→ **What the task asks**: Print the entries below verbatim, from the first one through the line containing "bar-value-label: 8.9 [809, 255, 832, 271]", with both of those lines included.

******************************

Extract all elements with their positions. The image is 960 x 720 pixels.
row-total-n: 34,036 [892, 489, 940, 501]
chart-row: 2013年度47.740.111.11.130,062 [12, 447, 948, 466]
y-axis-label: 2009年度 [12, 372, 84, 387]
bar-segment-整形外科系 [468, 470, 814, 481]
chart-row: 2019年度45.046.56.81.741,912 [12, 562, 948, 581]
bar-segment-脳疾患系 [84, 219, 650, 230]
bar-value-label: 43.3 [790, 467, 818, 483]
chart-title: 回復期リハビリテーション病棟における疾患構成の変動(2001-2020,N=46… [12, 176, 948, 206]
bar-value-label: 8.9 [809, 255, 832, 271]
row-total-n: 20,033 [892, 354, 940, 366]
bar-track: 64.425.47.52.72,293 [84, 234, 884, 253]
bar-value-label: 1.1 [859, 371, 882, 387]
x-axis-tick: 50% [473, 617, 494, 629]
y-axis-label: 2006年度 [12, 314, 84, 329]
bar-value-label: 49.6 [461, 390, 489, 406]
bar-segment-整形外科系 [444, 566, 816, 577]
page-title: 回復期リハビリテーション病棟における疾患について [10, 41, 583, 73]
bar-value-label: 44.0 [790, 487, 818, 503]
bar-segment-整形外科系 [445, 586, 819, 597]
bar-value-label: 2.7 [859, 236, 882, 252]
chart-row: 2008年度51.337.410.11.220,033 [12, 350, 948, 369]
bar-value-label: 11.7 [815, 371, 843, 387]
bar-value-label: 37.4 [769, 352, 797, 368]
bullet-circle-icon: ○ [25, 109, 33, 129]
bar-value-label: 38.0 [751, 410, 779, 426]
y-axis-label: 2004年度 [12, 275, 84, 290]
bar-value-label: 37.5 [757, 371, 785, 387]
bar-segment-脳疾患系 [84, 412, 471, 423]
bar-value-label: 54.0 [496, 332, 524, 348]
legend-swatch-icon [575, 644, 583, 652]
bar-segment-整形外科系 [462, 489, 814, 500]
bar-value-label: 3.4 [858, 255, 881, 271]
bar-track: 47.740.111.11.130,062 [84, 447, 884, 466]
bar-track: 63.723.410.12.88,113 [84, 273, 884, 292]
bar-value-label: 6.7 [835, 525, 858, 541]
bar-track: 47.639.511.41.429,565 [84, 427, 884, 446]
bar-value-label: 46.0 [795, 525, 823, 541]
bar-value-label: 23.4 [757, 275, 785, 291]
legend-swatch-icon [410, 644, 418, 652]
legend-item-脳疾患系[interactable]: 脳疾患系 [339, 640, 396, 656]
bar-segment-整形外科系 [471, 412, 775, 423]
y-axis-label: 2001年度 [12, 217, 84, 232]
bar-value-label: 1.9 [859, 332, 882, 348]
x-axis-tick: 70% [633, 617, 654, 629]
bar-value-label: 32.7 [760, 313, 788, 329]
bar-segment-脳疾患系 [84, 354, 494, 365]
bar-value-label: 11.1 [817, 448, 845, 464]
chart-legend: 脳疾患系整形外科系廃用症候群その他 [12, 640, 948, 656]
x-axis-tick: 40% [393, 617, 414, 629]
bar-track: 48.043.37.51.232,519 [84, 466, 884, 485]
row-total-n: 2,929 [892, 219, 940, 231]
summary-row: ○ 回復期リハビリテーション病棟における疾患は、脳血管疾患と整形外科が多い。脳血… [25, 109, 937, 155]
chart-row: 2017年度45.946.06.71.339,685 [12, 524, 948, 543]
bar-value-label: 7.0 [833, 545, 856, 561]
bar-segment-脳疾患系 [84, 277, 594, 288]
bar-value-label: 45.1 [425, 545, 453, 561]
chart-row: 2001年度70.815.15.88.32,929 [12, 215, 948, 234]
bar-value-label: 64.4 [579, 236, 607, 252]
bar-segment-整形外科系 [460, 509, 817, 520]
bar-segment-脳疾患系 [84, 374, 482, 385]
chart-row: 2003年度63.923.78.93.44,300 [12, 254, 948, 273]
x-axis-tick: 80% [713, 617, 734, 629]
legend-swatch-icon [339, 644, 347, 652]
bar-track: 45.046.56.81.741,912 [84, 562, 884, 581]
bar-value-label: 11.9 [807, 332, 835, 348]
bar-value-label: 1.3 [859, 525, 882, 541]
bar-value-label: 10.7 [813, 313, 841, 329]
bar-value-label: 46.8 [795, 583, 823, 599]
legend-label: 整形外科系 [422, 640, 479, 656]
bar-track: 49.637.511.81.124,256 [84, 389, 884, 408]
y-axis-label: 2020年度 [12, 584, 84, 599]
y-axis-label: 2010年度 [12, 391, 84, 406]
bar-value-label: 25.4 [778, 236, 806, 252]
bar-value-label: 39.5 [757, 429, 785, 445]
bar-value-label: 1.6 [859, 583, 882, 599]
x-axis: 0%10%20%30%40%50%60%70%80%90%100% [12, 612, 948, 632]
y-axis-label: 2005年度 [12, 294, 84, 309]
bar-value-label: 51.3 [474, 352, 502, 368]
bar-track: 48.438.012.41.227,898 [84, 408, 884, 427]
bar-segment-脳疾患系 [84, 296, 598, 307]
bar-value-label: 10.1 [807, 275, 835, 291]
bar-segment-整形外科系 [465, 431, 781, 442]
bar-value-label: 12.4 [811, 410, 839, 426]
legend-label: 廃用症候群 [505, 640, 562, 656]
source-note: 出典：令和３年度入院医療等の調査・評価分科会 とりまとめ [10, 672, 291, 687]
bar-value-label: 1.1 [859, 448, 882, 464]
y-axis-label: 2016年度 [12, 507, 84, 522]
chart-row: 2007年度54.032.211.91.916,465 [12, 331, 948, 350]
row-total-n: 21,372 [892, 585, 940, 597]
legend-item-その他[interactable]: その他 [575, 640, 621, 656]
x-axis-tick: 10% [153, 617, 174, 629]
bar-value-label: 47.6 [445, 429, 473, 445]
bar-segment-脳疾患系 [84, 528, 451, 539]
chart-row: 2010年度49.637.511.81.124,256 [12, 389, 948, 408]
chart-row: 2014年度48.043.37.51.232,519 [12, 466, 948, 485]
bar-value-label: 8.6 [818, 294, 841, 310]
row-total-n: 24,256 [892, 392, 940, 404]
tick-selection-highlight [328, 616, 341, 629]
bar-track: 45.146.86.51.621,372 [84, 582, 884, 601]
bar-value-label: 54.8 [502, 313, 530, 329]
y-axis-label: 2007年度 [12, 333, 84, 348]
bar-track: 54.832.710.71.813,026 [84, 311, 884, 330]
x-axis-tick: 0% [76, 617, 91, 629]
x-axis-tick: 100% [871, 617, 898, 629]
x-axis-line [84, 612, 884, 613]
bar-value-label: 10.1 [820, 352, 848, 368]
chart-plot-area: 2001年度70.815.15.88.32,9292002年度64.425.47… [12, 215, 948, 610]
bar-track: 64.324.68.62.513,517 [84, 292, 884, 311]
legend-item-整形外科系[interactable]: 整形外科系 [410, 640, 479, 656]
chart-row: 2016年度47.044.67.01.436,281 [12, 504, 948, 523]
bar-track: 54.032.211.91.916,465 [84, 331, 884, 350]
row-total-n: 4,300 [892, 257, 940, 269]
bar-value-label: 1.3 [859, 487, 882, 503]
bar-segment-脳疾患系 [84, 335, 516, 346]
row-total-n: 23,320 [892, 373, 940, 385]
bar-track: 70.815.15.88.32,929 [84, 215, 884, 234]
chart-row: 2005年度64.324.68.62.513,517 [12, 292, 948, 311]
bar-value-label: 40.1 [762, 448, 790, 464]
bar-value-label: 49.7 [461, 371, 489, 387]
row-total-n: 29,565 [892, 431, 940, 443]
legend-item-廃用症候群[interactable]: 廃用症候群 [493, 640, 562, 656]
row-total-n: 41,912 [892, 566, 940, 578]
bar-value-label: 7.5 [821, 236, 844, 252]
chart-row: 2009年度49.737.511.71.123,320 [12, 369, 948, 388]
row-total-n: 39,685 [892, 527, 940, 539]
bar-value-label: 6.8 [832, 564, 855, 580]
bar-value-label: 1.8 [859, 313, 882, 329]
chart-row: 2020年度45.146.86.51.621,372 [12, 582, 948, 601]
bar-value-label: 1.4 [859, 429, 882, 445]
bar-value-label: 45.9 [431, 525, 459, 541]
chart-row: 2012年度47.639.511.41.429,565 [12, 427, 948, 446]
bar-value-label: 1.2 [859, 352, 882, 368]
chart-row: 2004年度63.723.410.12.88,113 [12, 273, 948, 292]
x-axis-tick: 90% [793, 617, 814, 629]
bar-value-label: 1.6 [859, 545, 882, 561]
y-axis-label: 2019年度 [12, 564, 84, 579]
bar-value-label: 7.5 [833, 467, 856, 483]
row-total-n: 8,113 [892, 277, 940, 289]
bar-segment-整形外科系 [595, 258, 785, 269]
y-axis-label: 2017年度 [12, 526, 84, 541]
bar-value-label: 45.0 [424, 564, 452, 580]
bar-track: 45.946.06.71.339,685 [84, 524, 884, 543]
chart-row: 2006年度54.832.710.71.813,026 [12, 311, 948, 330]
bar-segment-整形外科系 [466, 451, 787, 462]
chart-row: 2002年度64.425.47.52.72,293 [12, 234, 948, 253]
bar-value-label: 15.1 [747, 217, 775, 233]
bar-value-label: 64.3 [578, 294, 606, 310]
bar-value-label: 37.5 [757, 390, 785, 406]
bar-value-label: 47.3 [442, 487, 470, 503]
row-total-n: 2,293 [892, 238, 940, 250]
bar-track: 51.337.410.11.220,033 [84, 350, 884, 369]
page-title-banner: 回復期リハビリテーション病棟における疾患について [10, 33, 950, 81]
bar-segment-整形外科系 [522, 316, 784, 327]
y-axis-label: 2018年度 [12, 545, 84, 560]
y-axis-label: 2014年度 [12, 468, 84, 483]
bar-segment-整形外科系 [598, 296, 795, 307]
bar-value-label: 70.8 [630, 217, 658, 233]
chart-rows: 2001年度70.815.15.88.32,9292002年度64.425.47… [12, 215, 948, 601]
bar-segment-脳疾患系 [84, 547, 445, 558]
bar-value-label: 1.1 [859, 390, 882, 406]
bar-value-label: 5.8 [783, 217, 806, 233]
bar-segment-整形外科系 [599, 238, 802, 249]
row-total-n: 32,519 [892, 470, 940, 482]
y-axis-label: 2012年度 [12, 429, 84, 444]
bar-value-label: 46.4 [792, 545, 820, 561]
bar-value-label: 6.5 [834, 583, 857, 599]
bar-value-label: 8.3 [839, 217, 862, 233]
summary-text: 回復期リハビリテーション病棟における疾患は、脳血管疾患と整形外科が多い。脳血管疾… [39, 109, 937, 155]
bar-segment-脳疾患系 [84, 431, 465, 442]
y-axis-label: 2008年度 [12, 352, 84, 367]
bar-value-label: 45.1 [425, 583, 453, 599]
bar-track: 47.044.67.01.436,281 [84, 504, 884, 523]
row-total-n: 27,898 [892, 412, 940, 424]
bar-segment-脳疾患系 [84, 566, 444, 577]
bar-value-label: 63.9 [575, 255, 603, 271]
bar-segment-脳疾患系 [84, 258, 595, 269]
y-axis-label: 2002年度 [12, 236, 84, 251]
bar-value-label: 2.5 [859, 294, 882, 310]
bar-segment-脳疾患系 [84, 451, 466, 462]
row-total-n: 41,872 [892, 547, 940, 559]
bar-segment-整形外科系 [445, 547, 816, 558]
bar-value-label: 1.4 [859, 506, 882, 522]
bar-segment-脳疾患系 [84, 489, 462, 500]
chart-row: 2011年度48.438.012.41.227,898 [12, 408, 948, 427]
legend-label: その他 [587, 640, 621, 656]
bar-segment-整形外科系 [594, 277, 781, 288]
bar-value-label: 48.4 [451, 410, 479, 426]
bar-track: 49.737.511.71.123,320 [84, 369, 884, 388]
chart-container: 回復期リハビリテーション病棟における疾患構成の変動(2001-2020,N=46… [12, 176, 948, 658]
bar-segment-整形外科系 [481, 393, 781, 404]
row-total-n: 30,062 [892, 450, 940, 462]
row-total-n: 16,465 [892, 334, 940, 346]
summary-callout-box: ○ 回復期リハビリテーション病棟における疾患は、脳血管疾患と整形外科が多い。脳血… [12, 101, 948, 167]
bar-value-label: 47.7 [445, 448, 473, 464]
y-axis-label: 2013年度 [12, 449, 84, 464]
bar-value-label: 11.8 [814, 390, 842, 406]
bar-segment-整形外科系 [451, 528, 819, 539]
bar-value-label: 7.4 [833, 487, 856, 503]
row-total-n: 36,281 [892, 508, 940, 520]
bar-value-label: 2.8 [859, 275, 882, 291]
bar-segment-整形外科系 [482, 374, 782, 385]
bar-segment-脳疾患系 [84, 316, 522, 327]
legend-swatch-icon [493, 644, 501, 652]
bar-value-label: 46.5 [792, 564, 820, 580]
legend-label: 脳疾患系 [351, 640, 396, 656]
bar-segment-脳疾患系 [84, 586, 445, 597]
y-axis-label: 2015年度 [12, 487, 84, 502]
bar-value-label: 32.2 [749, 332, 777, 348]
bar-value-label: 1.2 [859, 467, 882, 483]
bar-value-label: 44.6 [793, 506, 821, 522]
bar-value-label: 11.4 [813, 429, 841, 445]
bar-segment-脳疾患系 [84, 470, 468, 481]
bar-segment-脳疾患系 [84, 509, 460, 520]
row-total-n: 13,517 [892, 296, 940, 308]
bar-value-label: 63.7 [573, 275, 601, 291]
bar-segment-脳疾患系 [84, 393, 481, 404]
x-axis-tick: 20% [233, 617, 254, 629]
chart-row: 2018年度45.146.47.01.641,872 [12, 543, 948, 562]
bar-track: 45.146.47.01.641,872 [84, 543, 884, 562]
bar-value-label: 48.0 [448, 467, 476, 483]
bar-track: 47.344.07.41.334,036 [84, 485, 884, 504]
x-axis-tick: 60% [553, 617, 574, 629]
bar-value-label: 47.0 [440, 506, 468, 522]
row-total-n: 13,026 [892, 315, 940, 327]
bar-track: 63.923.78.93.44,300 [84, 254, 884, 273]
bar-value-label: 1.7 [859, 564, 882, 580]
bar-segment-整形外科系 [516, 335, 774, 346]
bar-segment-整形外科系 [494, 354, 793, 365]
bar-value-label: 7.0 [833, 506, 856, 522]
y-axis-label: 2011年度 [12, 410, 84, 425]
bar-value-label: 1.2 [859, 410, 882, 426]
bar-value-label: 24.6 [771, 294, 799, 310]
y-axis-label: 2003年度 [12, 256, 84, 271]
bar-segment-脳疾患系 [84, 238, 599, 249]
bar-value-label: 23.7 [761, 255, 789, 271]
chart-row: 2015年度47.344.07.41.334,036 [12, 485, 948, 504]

******************************

→ **Task response**:
Extract all elements with their positions. The image is 960 x 720 pixels.
row-total-n: 34,036 [892, 489, 940, 501]
chart-row: 2013年度47.740.111.11.130,062 [12, 447, 948, 466]
y-axis-label: 2009年度 [12, 372, 84, 387]
bar-segment-整形外科系 [468, 470, 814, 481]
chart-row: 2019年度45.046.56.81.741,912 [12, 562, 948, 581]
bar-segment-脳疾患系 [84, 219, 650, 230]
bar-value-label: 43.3 [790, 467, 818, 483]
chart-title: 回復期リハビリテーション病棟における疾患構成の変動(2001-2020,N=46… [12, 176, 948, 206]
bar-value-label: 8.9 [809, 255, 832, 271]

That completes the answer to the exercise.